■ **STUDY TEXT**
Halas and colleagues from Rice, as well as the University of Texas Anderson Cancer Center, published their findings in a paper made available in the American Chemical Society journal, ACS Nano. In the study, the collective created a modified version of nanomatryoshkas, concentric layered nanoparticles that draw their name from Russian nesting dolls.
Nanomatryoshkas and nanoshells, another layered nanoparticle Halas invented at Rice more than 20 years ago, are about 20 times smaller than a red blood cell and made up of layers of conductive metal and non-conductive silica. By varying the thickness of the layers, Halas’s team tuned the particles to interact with specific wavelengths of light. For instance, nanoshells and nanomatryoshkas can convert otherwise harmless near-infrared light to heat. This localised, intense heating has been used to destroy cancer in several trials of nanoshells, including an ongoing trial for the treatment of prostate cancer.
The new study is the latest chapter in Halas’s efforts to create lightactivated nanoparticles with a combination of therapeutic and diagnostic features. These theranostic particles could allow clinicians to diagnose and treat cancer in the same office or hospital visit.
Luke Henderson, a Rice graduate student and lead author of the ACS Nano paper said, “If clinicians could visualise the particles through some sort of imaging, therapy could be faster and more effective. For example, imagine a scenario where a scan is performed to verify the size and placement of the tumour, heat is then generated to treat the tumour and another scan follows to verify that the entire tumour was destroyed.”
When Henderson, a chemist, joined Halas’s Laboratory for Nanophotonics in 2016, Halas’s team had already shown it could add fluorescent dyes to nanomatryoshkas to make them visible in diagnostic scans. Work was under way on a study published in 2017 that showed gadolinium chelates could be embedded in the silica layer for MRI contrast.
“In the earlier work with gadolinium, we noticed that the nanomatryoshka design enhanced the relaxivities of the embedded gadolinium chelates,” Henderson said. “At the same time, we were hearing more calls from the medical community for alternatives to gadolinium, and we decided to try iron chelates and see if we got the same sort of enhancement.”
– Luke Henderson, lead author of ACS Nano paper
A nice surprise
The results surprised everyone. Not only was Henderson able to boost the relaxivities for iron, he was able to load about four times more iron into each nanomatryoshkas. That allowed the iron-laden nanomatryoshkas to perform twice as well as clinically available gadolinium chelates.
Henderson found a useful way to change the type of metal that was loaded. By adding unloaded chelate molecules to the silica first, he found he could load metal by soaking the particles in a bath of metal salts. By changing the metals in the bath, he found he could easily load different paramagnetic ions, including manganese, into the nanomatryoshkas.
After the metal ions were loaded into the silica, the final layer of the nanomatryoshka, the outer gold shell, was added. The shell, which is vital or plasmonics, serves as a barrier to prevent ion leeching. Henderson said the gold barrier had a secondary benefit for the fluorescent dyes he added for dual-mode diagnostics.
“All fluorescent dyes are subject to photobleaching, which means they fade over time and eventually won’t give off a measureable signal,” Henderson said. “Even if you freeze them, which slows down bleaching, they typically don’t last more than a couple of weeks. I was looking at an old sample of nanomatryoshkas that had been in the fridge for months, and I found they were still fluorescing quite well. When we looked more closely at this we found the dyes were about 23 times more stable when they were inside the nanomatryoshkas.”

■ **EXERCISE DATA**

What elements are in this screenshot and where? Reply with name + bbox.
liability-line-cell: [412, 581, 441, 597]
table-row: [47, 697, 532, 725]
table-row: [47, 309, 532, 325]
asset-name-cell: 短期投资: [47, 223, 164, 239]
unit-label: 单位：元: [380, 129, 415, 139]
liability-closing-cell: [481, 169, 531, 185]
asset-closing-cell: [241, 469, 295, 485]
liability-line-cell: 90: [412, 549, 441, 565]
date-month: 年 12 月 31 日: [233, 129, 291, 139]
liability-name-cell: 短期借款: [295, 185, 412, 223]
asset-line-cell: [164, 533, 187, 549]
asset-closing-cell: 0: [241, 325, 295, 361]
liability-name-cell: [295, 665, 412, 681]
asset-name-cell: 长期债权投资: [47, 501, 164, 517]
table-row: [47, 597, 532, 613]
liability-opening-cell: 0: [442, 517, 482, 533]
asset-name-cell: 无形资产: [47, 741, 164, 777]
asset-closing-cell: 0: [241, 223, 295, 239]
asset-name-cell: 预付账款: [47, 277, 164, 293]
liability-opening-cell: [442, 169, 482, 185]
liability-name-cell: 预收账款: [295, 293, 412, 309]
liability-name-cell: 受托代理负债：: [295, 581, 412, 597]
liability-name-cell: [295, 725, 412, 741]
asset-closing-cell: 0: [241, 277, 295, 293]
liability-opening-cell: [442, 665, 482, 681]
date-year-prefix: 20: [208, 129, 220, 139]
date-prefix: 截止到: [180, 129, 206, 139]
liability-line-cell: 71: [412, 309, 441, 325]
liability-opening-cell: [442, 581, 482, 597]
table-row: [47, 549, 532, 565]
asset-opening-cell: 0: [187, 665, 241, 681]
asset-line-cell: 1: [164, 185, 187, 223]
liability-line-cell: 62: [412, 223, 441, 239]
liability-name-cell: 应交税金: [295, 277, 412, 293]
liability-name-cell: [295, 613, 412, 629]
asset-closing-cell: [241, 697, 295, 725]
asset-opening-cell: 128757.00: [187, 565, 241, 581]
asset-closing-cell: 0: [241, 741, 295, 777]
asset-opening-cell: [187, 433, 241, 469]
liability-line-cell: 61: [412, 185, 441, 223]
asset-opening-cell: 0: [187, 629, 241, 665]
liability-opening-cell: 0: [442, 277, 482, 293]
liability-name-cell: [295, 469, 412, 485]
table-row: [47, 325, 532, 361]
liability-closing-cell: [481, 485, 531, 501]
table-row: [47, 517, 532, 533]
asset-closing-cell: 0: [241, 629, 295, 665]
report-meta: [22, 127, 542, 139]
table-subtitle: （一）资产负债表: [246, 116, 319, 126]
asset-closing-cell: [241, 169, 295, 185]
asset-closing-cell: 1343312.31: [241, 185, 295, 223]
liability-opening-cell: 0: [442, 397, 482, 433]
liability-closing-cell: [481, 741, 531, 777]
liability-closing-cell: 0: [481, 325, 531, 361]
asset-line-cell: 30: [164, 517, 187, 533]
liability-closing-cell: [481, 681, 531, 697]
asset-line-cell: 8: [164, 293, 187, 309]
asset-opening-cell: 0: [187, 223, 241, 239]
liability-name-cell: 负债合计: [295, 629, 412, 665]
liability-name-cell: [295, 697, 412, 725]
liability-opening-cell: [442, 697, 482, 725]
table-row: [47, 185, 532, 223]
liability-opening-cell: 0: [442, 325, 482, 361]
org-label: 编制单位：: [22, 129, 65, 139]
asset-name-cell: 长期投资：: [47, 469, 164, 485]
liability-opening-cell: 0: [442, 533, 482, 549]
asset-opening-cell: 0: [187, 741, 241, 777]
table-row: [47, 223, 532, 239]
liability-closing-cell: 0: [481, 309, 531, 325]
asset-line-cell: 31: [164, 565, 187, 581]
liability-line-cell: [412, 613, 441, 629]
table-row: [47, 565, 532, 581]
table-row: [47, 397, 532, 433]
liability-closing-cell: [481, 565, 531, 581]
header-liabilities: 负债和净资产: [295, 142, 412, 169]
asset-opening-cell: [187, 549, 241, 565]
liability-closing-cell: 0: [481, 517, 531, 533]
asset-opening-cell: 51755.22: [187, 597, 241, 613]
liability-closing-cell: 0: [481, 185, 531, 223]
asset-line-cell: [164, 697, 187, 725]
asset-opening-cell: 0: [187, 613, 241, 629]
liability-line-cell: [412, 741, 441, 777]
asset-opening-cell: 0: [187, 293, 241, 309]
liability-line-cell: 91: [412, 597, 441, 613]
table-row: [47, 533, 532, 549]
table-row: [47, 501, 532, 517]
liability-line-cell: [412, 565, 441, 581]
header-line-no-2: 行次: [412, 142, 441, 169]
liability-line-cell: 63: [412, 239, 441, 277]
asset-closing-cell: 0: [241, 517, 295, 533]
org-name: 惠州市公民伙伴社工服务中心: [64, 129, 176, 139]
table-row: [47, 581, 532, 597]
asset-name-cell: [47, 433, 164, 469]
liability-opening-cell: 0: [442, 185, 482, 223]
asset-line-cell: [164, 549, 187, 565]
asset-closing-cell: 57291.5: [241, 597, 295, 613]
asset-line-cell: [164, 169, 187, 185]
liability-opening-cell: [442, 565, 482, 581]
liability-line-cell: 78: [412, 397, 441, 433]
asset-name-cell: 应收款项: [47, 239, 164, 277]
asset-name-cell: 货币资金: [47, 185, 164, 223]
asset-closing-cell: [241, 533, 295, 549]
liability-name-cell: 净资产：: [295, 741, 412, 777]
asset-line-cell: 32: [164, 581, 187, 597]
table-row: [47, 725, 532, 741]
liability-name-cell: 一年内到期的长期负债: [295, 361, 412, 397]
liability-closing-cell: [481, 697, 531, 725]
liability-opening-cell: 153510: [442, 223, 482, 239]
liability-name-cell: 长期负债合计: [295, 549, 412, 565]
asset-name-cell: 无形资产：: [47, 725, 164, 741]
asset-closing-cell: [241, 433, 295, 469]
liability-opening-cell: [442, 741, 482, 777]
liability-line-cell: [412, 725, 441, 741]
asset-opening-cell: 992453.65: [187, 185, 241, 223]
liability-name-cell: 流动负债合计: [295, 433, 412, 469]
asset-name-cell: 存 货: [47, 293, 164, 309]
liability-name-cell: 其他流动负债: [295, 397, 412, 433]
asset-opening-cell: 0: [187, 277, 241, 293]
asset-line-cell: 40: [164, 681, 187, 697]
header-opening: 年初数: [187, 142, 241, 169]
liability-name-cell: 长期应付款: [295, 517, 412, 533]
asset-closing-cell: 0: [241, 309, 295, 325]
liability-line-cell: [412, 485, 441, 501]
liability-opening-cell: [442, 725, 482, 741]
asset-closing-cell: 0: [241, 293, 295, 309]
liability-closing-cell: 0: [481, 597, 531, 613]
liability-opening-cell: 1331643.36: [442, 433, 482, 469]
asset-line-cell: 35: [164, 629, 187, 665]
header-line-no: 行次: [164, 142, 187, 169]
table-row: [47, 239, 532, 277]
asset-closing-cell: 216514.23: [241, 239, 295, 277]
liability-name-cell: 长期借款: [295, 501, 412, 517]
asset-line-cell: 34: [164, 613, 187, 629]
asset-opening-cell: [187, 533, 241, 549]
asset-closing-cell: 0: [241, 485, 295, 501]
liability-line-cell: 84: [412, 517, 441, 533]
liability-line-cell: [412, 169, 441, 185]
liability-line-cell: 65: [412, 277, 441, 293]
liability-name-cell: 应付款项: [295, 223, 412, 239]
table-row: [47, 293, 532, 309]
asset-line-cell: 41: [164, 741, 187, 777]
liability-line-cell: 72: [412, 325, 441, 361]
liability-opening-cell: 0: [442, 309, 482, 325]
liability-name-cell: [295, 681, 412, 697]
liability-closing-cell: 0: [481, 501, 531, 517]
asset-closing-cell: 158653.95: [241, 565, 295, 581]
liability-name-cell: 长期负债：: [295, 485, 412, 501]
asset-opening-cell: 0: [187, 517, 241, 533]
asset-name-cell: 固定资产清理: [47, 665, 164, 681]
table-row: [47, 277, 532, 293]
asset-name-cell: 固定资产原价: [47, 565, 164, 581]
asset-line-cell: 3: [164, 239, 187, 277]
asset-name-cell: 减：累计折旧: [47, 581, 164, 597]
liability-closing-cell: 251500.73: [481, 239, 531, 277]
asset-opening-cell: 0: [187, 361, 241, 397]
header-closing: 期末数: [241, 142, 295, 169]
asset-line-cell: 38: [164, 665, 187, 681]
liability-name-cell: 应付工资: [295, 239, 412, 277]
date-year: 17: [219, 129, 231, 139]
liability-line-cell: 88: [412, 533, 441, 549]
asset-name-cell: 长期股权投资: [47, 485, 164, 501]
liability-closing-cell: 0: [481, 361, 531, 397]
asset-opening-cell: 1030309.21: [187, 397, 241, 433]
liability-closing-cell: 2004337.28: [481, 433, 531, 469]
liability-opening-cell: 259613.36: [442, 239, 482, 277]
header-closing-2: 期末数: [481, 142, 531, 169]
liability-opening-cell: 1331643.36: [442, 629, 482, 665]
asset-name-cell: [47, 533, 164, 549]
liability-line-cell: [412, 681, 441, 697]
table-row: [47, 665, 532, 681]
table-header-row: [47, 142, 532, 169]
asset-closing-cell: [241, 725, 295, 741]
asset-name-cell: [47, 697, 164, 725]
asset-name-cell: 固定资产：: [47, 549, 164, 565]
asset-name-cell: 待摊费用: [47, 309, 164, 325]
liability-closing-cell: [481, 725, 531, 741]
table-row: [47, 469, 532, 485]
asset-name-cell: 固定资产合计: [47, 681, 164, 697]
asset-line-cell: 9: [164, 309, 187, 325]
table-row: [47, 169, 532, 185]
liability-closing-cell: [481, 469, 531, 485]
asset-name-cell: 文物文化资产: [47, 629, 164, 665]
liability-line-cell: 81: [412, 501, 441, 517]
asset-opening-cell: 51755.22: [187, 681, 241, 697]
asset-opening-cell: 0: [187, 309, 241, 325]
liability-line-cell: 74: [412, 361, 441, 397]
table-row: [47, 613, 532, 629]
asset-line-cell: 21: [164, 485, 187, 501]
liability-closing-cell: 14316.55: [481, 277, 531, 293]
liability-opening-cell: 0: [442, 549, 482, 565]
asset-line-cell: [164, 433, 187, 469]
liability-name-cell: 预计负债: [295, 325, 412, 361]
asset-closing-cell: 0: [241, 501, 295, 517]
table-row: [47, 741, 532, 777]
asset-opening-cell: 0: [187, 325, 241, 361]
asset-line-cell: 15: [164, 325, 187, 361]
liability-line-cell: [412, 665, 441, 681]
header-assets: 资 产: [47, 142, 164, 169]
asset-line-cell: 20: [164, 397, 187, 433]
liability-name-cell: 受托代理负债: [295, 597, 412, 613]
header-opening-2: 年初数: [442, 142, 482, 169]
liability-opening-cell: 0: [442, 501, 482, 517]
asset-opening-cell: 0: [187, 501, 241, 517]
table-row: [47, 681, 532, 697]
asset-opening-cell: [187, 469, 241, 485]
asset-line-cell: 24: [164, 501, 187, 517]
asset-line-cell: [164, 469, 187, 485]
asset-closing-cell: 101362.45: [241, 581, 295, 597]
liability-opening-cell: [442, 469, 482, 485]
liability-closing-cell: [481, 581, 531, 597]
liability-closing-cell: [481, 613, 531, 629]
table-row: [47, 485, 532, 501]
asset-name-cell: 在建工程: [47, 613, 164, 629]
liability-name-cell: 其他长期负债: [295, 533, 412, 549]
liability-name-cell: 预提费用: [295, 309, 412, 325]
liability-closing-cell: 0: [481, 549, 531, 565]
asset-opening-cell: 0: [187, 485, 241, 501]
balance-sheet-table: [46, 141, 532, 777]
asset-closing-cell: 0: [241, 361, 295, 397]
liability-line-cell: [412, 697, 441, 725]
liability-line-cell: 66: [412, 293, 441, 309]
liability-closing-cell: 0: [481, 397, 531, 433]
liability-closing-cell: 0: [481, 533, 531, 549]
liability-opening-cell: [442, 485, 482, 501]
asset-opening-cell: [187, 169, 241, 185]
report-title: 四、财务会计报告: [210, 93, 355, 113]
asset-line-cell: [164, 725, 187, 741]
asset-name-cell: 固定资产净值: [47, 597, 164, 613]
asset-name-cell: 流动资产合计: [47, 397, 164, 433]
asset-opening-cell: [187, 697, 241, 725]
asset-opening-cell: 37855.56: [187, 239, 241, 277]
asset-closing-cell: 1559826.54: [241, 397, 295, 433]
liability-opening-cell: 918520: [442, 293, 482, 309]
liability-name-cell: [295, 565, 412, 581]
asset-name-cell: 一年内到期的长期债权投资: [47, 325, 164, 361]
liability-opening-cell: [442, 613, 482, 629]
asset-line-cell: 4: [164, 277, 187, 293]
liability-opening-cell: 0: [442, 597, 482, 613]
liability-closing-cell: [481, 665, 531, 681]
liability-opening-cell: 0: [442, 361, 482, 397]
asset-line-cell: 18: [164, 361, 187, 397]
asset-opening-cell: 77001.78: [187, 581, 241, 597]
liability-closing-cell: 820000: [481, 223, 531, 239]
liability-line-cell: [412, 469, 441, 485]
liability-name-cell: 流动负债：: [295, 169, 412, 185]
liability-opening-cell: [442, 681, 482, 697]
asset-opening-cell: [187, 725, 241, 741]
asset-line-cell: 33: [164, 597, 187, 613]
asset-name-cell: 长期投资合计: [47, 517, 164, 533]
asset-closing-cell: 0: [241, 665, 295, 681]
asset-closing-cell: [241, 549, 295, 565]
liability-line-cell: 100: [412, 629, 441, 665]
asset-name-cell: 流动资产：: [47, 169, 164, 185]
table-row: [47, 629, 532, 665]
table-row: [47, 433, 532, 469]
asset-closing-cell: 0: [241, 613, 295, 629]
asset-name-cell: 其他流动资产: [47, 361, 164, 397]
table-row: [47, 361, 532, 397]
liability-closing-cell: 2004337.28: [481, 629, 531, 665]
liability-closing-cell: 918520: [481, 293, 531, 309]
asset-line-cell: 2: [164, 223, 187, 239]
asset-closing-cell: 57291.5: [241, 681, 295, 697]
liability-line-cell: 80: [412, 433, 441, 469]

■ **SET OF TASKS**
[1] List every chemical element that the nanomatryoshka text names.
[2] Quote everything in the nanomatryoshka text from "Halas and colleagues" down to "Russian nesting dolls.".

■ **ANSWERS FOR THIS EXERCISE**
[1] gadolinium, iron, manganese, gold

[2]
Halas and colleagues from Rice, as well as the University of Texas Anderson Cancer Center, published their findings in a paper made available in the American Chemical Society journal, ACS Nano. In the study, the collective created a modified version of nanomatryoshkas, concentric layered nanoparticles that draw their name from Russian nesting dolls.